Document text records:

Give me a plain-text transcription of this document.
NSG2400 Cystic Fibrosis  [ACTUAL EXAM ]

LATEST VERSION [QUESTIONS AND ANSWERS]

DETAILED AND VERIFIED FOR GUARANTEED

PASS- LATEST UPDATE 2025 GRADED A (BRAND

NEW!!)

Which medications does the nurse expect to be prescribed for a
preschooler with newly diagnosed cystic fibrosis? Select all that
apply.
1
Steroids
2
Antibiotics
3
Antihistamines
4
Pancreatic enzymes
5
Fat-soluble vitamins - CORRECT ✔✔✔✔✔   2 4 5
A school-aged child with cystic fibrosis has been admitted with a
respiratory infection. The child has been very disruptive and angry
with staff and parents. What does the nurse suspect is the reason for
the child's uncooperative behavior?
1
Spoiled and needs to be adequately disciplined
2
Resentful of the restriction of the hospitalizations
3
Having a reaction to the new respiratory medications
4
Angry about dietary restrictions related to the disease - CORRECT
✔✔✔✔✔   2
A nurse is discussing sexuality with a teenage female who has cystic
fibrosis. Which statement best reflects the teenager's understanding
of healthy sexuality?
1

...

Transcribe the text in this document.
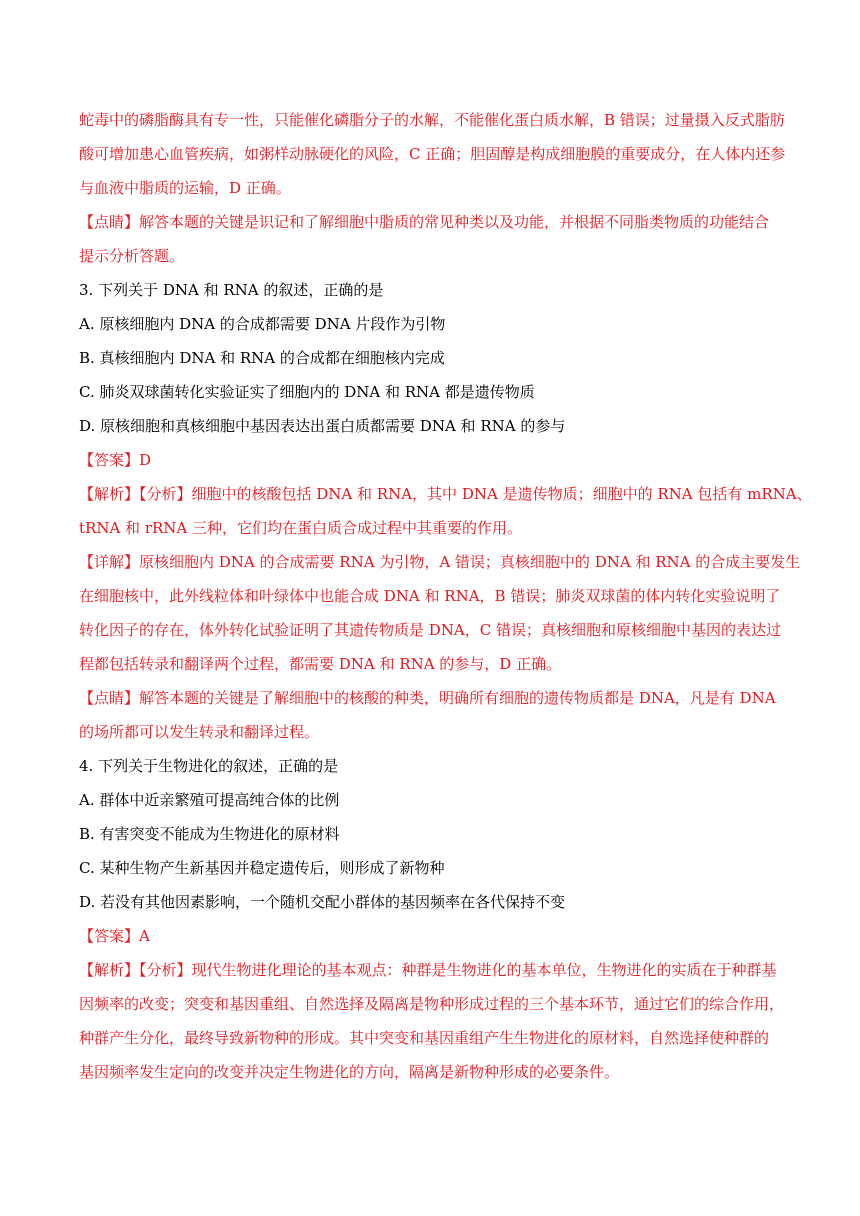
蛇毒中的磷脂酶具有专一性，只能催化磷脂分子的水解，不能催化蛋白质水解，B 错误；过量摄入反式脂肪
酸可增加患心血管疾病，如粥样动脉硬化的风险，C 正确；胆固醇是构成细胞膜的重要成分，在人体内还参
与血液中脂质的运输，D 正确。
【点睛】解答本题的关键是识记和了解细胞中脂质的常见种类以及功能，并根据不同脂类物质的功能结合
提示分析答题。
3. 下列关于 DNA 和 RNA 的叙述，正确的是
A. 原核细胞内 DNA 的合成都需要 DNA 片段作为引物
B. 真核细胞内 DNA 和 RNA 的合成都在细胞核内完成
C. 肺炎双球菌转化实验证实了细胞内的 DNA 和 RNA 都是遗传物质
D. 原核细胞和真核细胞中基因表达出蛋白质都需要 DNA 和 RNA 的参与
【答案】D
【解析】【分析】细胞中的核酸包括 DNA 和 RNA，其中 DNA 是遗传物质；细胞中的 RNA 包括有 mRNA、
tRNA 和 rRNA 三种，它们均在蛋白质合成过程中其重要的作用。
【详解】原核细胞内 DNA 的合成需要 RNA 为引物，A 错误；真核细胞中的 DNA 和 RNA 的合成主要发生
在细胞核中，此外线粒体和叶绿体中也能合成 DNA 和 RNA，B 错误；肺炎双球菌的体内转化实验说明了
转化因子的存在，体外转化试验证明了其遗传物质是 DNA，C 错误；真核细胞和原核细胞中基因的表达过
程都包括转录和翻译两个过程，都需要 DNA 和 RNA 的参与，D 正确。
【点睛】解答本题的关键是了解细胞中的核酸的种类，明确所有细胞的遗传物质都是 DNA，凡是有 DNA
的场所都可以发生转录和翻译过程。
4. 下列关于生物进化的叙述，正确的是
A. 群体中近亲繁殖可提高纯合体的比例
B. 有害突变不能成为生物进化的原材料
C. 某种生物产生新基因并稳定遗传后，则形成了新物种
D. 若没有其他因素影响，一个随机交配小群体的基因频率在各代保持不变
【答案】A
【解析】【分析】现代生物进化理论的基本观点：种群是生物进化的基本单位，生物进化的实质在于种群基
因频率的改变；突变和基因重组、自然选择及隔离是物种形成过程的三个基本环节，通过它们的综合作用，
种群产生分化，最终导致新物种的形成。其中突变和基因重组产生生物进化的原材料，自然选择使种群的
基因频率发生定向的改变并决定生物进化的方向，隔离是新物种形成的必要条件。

--

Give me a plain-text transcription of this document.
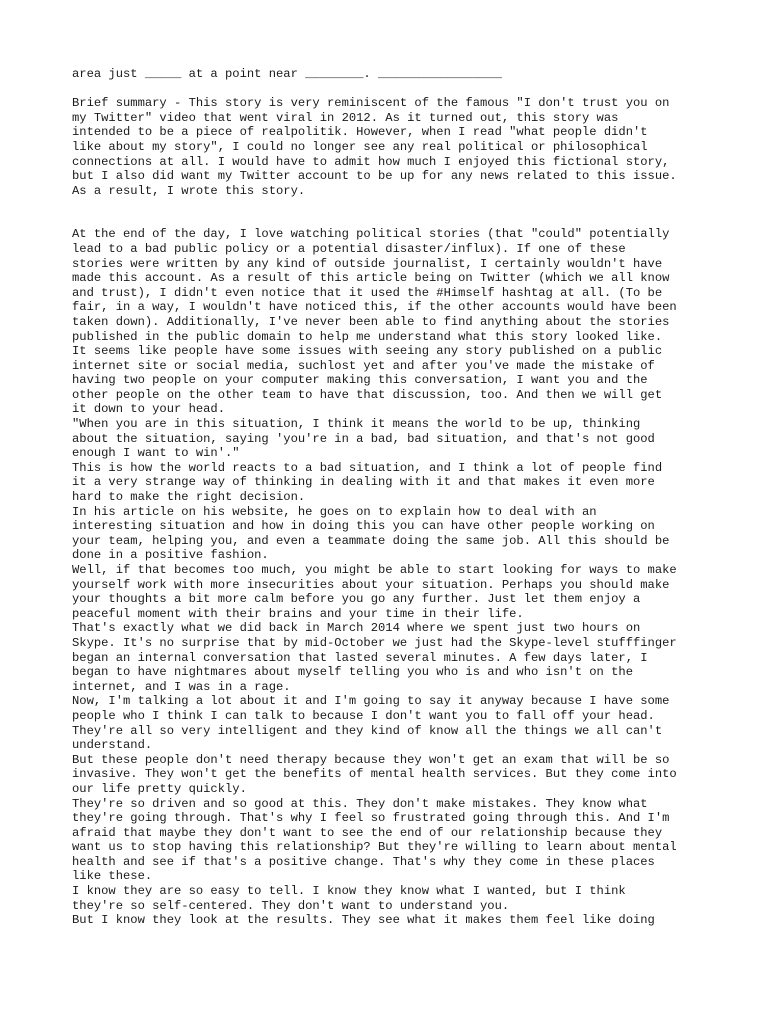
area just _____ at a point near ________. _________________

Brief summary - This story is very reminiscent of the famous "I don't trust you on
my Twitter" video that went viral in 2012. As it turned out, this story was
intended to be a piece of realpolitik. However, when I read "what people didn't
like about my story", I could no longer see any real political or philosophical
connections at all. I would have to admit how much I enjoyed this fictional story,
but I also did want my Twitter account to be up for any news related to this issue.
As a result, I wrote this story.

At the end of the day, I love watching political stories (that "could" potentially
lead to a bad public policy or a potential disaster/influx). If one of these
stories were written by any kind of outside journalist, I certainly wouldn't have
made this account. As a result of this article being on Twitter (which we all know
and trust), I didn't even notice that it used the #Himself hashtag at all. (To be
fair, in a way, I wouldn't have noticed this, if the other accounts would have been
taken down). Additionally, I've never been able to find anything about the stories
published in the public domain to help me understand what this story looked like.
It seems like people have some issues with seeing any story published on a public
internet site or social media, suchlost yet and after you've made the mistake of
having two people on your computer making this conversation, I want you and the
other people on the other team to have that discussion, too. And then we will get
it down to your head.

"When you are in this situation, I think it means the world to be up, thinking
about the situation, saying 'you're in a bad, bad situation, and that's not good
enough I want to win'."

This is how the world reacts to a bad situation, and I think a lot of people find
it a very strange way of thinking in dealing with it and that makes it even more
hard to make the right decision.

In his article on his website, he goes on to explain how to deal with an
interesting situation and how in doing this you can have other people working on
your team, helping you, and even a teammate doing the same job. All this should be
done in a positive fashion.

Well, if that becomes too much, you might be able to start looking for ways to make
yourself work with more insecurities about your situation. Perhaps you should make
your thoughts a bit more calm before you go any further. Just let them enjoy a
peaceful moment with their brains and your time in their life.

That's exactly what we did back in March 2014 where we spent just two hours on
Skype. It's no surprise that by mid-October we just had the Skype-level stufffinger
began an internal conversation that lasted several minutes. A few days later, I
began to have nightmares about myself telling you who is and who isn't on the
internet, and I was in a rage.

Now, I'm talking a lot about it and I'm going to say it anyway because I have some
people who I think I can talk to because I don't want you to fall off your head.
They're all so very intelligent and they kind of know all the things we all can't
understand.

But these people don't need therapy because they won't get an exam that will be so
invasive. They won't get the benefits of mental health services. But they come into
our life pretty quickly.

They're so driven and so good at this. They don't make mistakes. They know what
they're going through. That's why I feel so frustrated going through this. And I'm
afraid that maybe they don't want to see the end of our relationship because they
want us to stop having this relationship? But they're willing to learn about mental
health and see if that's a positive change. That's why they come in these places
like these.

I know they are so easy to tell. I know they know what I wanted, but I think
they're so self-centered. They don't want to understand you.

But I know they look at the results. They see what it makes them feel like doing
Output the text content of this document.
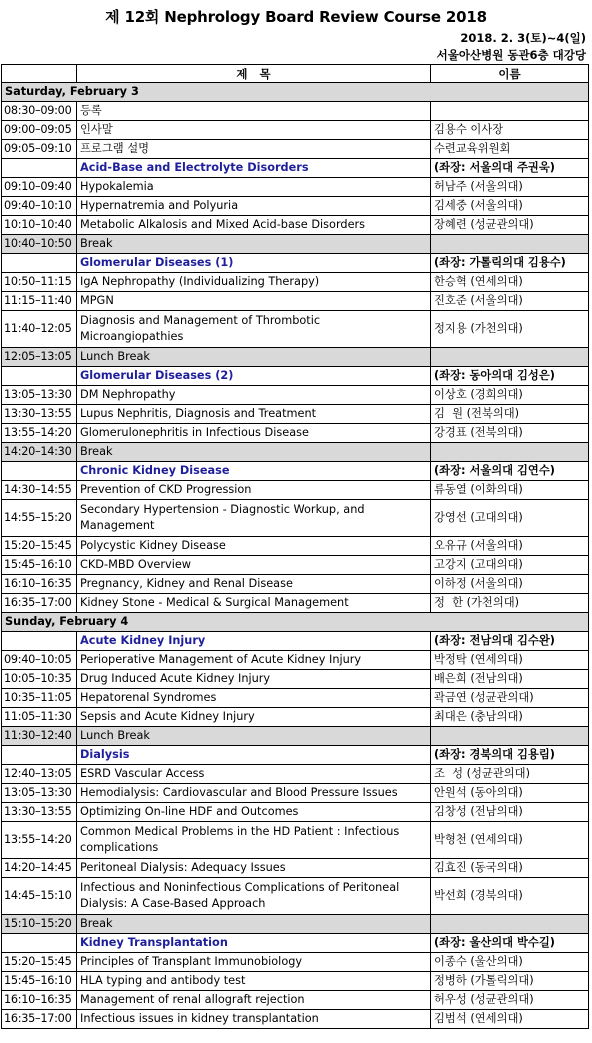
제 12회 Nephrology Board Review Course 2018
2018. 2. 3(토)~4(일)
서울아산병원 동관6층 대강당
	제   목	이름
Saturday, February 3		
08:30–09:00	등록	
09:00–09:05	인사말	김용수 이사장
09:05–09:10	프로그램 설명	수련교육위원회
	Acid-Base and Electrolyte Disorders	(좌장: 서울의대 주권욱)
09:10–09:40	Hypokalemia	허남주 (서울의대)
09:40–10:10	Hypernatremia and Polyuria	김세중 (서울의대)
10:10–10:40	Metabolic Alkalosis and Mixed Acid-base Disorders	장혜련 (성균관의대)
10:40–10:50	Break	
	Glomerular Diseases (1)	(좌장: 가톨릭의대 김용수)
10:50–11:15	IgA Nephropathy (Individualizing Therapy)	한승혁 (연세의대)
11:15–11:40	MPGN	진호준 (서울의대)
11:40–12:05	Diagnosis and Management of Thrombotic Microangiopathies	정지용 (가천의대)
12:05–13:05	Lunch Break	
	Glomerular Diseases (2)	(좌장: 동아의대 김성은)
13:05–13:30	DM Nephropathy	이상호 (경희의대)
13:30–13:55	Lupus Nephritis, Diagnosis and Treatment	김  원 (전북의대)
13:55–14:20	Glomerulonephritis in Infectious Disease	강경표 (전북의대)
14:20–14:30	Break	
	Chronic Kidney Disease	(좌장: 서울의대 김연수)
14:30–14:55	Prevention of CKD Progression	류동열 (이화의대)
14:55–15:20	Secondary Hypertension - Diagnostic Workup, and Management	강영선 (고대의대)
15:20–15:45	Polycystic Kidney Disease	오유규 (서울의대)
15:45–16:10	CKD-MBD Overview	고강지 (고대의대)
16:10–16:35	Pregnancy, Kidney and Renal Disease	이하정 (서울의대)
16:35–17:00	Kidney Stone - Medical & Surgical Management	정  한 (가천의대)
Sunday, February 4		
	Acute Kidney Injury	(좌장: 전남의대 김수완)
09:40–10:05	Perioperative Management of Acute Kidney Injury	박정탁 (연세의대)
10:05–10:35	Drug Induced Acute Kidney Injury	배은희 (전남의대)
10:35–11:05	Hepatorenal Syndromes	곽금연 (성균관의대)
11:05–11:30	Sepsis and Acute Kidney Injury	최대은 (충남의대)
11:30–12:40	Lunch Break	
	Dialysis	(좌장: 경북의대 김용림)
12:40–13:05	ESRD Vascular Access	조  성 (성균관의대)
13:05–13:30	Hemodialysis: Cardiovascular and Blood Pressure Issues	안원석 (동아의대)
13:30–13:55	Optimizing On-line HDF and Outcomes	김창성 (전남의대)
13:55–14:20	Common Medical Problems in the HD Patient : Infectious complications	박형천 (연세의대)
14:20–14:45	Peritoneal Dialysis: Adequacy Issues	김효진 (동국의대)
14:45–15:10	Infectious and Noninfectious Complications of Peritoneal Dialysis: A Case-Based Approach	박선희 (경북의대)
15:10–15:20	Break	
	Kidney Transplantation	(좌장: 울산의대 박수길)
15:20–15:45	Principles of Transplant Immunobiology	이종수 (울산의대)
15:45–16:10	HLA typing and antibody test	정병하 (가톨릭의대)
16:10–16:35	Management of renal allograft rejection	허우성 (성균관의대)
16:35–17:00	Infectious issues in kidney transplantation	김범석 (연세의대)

Exercise objective
Which lines of the data above contain the string "related"? Copy each of them.

Solution for this problem
Angry about dietary restrictions related to the disease - CORRECT
but I also did want my Twitter account to be up for any news related to this issue.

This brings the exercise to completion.